(Rows from a figure dataset)
**********

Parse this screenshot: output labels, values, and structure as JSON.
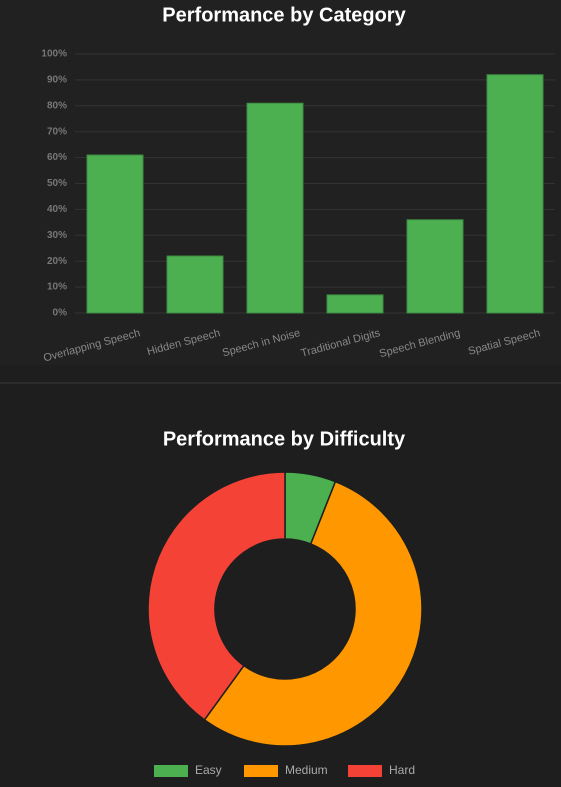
{
  "chart_data": [
    {
      "type": "bar",
      "title": "Performance by Category",
      "categories": [
        "Overlapping Speech",
        "Hidden Speech",
        "Speech in Noise",
        "Traditional Digits",
        "Speech Blending",
        "Spatial Speech"
      ],
      "values": [
        61,
        22,
        81,
        7,
        36,
        92
      ],
      "color": "#4caf50",
      "ylim": [
        0,
        100
      ],
      "yticks": [
        {
          "value": 0,
          "label": "0%"
        },
        {
          "value": 10,
          "label": "10%"
        },
        {
          "value": 20,
          "label": "20%"
        },
        {
          "value": 30,
          "label": "30%"
        },
        {
          "value": 40,
          "label": "40%"
        },
        {
          "value": 50,
          "label": "50%"
        },
        {
          "value": 60,
          "label": "60%"
        },
        {
          "value": 70,
          "label": "70%"
        },
        {
          "value": 80,
          "label": "80%"
        },
        {
          "value": 90,
          "label": "90%"
        },
        {
          "value": 100,
          "label": "100%"
        }
      ],
      "grid": true
    },
    {
      "type": "doughnut",
      "title": "Performance by Difficulty",
      "categories": [
        "Easy",
        "Medium",
        "Hard"
      ],
      "values": [
        6,
        54,
        40
      ],
      "colors": [
        "#4caf50",
        "#ff9800",
        "#f44336"
      ],
      "legend": "bottom"
    }
  ]
}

**********

## Task statement
Identify and copy lines that hold the string "title".

## Response
      "title": "Performance by Category",
      "title": "Performance by Difficulty",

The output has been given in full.